● **Requirement**: Below are records; work out how many of their lines hold the string "icon" and give that number alone.

(Records about charts and figures)
## Start
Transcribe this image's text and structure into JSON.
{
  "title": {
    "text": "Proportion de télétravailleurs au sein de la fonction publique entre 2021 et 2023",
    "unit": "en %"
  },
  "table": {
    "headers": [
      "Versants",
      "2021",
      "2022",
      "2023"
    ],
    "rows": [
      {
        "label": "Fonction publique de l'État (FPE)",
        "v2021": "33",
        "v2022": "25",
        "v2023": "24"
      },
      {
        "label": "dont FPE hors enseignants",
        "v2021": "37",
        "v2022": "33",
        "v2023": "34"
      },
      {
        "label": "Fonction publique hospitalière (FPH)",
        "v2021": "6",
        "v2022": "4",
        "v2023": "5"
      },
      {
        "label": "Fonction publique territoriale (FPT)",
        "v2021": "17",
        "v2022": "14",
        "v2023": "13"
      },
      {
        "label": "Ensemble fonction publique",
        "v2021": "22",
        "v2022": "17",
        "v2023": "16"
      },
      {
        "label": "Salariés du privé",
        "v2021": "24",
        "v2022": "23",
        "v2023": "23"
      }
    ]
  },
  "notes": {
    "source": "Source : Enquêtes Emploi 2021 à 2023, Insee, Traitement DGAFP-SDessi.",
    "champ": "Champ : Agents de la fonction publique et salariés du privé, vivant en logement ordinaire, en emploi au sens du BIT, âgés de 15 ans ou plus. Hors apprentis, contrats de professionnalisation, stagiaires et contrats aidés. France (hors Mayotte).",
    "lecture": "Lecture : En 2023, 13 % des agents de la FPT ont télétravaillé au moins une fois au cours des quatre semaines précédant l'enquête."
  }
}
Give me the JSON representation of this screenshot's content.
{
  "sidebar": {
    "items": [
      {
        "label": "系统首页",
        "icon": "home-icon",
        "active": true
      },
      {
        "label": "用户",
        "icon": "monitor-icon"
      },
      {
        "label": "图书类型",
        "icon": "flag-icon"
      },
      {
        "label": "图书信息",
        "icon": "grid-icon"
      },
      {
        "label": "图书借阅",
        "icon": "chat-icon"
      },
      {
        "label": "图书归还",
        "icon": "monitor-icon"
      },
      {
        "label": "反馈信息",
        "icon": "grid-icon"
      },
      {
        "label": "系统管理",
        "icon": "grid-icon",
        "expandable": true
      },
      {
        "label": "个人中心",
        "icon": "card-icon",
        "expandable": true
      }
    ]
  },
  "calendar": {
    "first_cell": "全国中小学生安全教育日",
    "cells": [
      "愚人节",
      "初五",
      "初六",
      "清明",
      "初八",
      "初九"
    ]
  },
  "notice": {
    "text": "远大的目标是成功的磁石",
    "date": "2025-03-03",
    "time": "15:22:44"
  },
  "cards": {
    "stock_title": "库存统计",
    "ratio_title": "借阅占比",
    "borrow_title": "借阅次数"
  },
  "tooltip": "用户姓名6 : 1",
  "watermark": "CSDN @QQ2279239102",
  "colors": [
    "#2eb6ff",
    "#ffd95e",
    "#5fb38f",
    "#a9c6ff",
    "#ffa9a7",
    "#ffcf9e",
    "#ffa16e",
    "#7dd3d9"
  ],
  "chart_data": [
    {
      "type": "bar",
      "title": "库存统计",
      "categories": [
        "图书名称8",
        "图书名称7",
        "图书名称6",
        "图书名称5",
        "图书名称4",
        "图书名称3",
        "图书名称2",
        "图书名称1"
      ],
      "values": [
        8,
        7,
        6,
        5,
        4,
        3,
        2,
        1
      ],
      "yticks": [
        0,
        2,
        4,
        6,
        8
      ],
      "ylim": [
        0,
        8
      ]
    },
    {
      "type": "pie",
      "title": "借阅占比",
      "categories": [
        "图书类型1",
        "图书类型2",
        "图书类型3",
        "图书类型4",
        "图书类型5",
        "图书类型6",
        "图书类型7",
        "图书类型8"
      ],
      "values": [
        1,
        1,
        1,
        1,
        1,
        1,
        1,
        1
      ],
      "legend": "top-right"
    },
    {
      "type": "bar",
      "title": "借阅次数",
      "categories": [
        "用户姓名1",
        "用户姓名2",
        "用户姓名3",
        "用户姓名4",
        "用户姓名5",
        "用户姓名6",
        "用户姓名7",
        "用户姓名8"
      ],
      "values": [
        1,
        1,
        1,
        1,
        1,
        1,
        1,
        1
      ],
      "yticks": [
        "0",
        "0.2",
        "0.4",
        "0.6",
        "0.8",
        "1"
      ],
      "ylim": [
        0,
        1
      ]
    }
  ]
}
## End
● **Expected answer**: 9